[What is required]: Return the records that follow, matching each one exactly.

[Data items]
■ ■ ■ ■ ■
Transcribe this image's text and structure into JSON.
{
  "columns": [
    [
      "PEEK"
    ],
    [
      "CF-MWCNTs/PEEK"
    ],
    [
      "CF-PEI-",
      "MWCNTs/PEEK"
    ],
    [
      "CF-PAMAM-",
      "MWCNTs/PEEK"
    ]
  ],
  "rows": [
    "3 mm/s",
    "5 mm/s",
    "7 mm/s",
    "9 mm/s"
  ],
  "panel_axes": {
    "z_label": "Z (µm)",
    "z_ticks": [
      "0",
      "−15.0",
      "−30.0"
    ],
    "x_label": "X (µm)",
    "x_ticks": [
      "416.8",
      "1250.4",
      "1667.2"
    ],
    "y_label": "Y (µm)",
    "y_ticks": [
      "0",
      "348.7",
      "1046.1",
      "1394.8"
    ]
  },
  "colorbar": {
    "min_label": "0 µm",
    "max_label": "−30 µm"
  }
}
■ ■ ■ ■ ■
[Result below]:
Transcribe this image's text and structure into JSON.
{
  "columns": [
    [
      "PEEK"
    ],
    [
      "CF-MWCNTs/PEEK"
    ],
    [
      "CF-PEI-",
      "MWCNTs/PEEK"
    ],
    [
      "CF-PAMAM-",
      "MWCNTs/PEEK"
    ]
  ],
  "rows": [
    "3 mm/s",
    "5 mm/s",
    "7 mm/s",
    "9 mm/s"
  ],
  "panel_axes": {
    "z_label": "Z (µm)",
    "z_ticks": [
      "0",
      "−15.0",
      "−30.0"
    ],
    "x_label": "X (µm)",
    "x_ticks": [
      "416.8",
      "1250.4",
      "1667.2"
    ],
    "y_label": "Y (µm)",
    "y_ticks": [
      "0",
      "348.7",
      "1046.1",
      "1394.8"
    ]
  },
  "colorbar": {
    "min_label": "0 µm",
    "max_label": "−30 µm"
  }
}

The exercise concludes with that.